▸ Stated task
Pull every line that holds the word "JSON" from the entries.

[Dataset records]
--------------------------------

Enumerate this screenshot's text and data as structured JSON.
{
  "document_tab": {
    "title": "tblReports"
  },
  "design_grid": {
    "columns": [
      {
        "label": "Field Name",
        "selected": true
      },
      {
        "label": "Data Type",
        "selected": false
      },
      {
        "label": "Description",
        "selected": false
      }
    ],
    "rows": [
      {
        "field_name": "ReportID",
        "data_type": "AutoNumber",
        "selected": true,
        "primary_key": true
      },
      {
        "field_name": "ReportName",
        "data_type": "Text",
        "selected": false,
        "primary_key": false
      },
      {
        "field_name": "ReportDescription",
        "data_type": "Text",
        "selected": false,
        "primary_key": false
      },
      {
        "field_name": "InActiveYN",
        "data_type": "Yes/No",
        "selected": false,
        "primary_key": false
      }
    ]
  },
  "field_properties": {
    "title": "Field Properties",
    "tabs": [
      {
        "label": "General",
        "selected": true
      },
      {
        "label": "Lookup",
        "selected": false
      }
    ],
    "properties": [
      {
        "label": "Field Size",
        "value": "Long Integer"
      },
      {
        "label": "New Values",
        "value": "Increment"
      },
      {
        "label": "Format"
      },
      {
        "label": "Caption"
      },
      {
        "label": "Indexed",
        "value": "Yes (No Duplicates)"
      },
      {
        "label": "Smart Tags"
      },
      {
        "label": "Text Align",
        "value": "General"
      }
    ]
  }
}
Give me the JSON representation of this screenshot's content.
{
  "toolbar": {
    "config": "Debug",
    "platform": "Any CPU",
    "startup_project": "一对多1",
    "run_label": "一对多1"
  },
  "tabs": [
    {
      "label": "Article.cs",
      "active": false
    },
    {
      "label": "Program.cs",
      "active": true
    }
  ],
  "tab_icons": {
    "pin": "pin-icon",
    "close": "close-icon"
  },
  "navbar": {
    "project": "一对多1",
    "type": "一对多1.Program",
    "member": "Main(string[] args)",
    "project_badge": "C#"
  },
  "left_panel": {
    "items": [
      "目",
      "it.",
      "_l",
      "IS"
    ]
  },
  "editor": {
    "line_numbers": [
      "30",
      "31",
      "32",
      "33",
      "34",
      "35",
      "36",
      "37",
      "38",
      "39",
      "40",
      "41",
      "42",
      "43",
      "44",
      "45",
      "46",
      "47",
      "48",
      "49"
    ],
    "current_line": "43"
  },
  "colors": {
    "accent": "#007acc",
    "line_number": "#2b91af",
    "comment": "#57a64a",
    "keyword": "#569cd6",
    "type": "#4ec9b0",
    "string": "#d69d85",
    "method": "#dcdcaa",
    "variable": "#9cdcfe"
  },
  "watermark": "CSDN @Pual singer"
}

--------------------------------

▸ The output
Enumerate this screenshot's text and data as structured JSON.
Give me the JSON representation of this screenshot's content.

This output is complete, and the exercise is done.